Challenge: Copy, from the entries below, each line in which the string "systems" appears.

%%

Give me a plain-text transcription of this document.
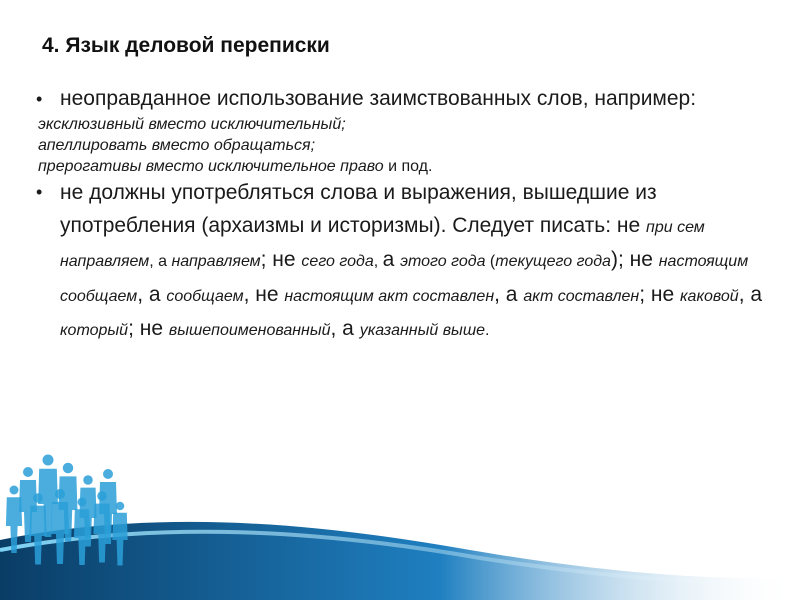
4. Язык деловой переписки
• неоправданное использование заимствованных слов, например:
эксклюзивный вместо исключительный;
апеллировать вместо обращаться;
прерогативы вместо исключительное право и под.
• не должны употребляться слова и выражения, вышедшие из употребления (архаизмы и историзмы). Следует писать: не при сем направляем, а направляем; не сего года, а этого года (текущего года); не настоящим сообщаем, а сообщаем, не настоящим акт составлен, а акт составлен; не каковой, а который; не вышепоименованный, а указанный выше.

%%
%%

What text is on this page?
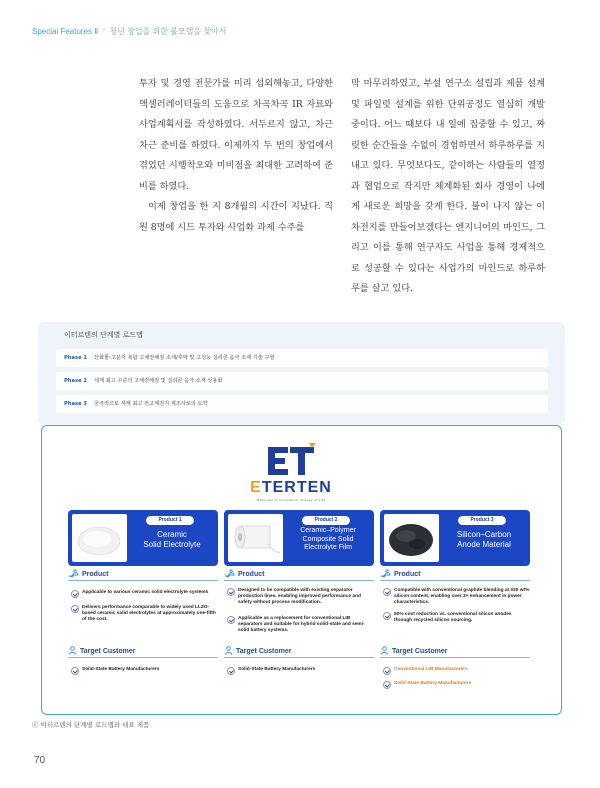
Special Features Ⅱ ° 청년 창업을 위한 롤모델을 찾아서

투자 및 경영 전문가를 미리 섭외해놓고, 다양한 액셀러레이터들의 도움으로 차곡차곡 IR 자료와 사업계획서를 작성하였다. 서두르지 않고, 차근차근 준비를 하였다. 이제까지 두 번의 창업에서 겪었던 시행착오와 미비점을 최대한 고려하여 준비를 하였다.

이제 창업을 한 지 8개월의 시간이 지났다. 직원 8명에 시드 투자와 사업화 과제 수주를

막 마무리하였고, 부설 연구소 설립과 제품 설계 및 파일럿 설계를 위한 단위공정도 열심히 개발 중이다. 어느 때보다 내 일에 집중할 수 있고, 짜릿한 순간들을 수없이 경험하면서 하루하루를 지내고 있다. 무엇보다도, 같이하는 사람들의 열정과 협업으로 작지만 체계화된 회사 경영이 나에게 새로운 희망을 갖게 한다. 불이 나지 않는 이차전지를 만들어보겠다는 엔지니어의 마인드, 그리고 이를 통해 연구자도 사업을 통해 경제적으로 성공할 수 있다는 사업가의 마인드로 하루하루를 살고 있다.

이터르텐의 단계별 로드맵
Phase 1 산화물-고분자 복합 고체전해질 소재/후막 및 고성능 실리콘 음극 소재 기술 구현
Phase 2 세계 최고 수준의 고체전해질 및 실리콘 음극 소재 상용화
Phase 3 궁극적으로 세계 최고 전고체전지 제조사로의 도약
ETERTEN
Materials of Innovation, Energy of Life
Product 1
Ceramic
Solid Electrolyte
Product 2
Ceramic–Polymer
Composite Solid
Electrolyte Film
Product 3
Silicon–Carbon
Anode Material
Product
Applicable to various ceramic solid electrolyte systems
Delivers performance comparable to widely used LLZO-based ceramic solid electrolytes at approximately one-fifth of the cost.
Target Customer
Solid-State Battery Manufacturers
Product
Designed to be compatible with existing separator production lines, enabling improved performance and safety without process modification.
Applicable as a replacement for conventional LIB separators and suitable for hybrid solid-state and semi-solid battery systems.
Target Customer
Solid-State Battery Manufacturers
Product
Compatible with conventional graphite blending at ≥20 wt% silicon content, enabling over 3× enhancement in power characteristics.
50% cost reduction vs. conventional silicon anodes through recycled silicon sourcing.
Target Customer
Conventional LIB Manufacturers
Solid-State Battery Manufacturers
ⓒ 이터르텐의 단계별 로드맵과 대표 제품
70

%%

Reply to the exercise:
Applicable to various ceramic solid electrolyte systems
Applicable as a replacement for conventional LIB separators and suitable for hybrid solid-state and semi-solid battery systems.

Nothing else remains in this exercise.